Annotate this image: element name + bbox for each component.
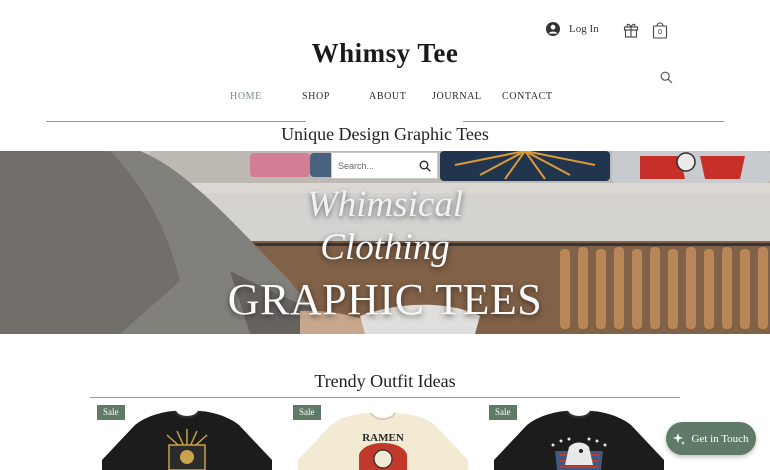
product-card[interactable]: Sale — [489, 405, 669, 470]
sparkle-icon — [673, 432, 686, 445]
section-divider — [90, 397, 680, 398]
get-in-touch-label: Get in Touch — [691, 432, 749, 445]
nav-item-shop[interactable]: SHOP — [302, 91, 330, 102]
hero-heading-line1: Whimsical — [306, 184, 464, 225]
sale-badge: Sale — [489, 405, 517, 420]
nav-item-journal[interactable]: JOURNAL — [432, 91, 482, 102]
hero-banner: Whimsical Clothing GRAPHIC TEES — [0, 151, 770, 334]
divider-left — [46, 121, 306, 122]
hero-heading-line2: Clothing — [320, 227, 450, 268]
product-card[interactable]: Sale — [97, 405, 277, 470]
main-nav: HOME SHOP ABOUT JOURNAL CONTACT — [0, 91, 770, 105]
search-button[interactable] — [660, 71, 673, 89]
product-card[interactable]: Sale RAMEN — [293, 405, 473, 470]
nav-item-contact[interactable]: CONTACT — [502, 91, 553, 102]
sale-badge: Sale — [97, 405, 125, 420]
search-icon[interactable] — [419, 160, 431, 172]
section-title: Trendy Outfit Ideas — [314, 371, 456, 391]
hero-search-input[interactable] — [338, 160, 419, 171]
cart-count: 0 — [658, 29, 662, 36]
user-avatar-icon — [546, 22, 560, 36]
tagline: Unique Design Graphic Tees — [281, 124, 489, 144]
hero-heading-line3: GRAPHIC TEES — [227, 275, 543, 324]
nav-item-home[interactable]: HOME — [230, 91, 262, 102]
gift-icon — [623, 23, 639, 38]
search-icon — [660, 71, 673, 84]
site-logo[interactable]: Whimsy Tee — [0, 38, 770, 69]
divider-right — [463, 121, 724, 122]
get-in-touch-button[interactable]: Get in Touch — [666, 422, 756, 455]
login-button[interactable]: Log In — [546, 22, 599, 36]
nav-item-about[interactable]: ABOUT — [369, 91, 406, 102]
product-graphic-text: RAMEN — [362, 432, 404, 444]
sale-badge: Sale — [293, 405, 321, 420]
hero-search-box — [331, 152, 438, 179]
login-label: Log In — [569, 23, 599, 35]
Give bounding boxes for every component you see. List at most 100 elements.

_과제 안내:_ 위 자료 전체를 줄마다 한 행씩, '번호'와 '내용' 두 열로 된 마크다운 표로 바꾸어 쓰시오. 빈 줄과 그림은 답에 넣지 마시오.

_전체 답안:_
| 번호 | 내용 |
|---|---|
| 1 | Annotate this image: element name + bbox for each component. |
| 2 | product-card[interactable]: Sale — [489, 405, 669, 470] |
| 3 | sparkle-icon — [673, 432, 686, 445] |
| 4 | section-divider — [90, 397, 680, 398] |
| 5 | get-in-touch-label: Get in Touch — [691, 432, 749, 445] |
| 6 | nav-item-shop[interactable]: SHOP — [302, 91, 330, 102] |
| 7 | hero-heading-line1: Whimsical — [306, 184, 464, 225] |
| 8 | sale-badge: Sale — [489, 405, 517, 420] |
| 9 | nav-item-journal[interactable]: JOURNAL — [432, 91, 482, 102] |
| 10 | hero-banner: Whimsical Clothing GRAPHIC TEES — [0, 151, 770, 334] |
| 11 | divider-left — [46, 121, 306, 122] |
| 12 | hero-heading-line2: Clothing — [320, 227, 450, 268] |
| 13 | product-card[interactable]: Sale — [97, 405, 277, 470] |
| 14 | main-nav: HOME SHOP ABOUT JOURNAL CONTACT — [0, 91, 770, 105] |
| 15 | search-button[interactable] — [660, 71, 673, 89] |
| 16 | product-card[interactable]: Sale RAMEN — [293, 405, 473, 470] |
| 17 | nav-item-contact[interactable]: CONTACT — [502, 91, 553, 102] |
| 18 | sale-badge: Sale — [97, 405, 125, 420] |
| 19 | search-icon[interactable] — [419, 160, 431, 172] |
| 20 | section-title: Trendy Outfit Ideas — [314, 371, 456, 391] |
| 21 | hero-search-input[interactable] — [338, 160, 419, 171] |
| 22 | cart-count: 0 — [658, 29, 662, 36] |
| 23 | user-avatar-icon — [546, 22, 560, 36] |
| 24 | tagline: Unique Design Graphic Tees — [281, 124, 489, 144] |
| 25 | hero-heading-line3: GRAPHIC TEES — [227, 275, 543, 324] |
| 26 | nav-item-home[interactable]: HOME — [230, 91, 262, 102] |
| 27 | gift-icon — [623, 23, 639, 38] |
| 28 | search-icon — [660, 71, 673, 84] |
| 29 | site-logo[interactable]: Whimsy Tee — [0, 38, 770, 69] |
| 30 | divider-right — [463, 121, 724, 122] |
| 31 | get-in-touch-button[interactable]: Get in Touch — [666, 422, 756, 455] |
| 32 | login-button[interactable]: Log In — [546, 22, 599, 36] |
| 33 | nav-item-about[interactable]: ABOUT — [369, 91, 406, 102] |
| 34 | product-graphic-text: RAMEN — [362, 432, 404, 444] |
| 35 | sale-badge: Sale — [293, 405, 321, 420] |
| 36 | hero-search-box — [331, 152, 438, 179] |
| 37 | login-label: Log In — [569, 23, 599, 35] |
| 38 | Give bounding boxes for every component you see. List at most 100 elements. |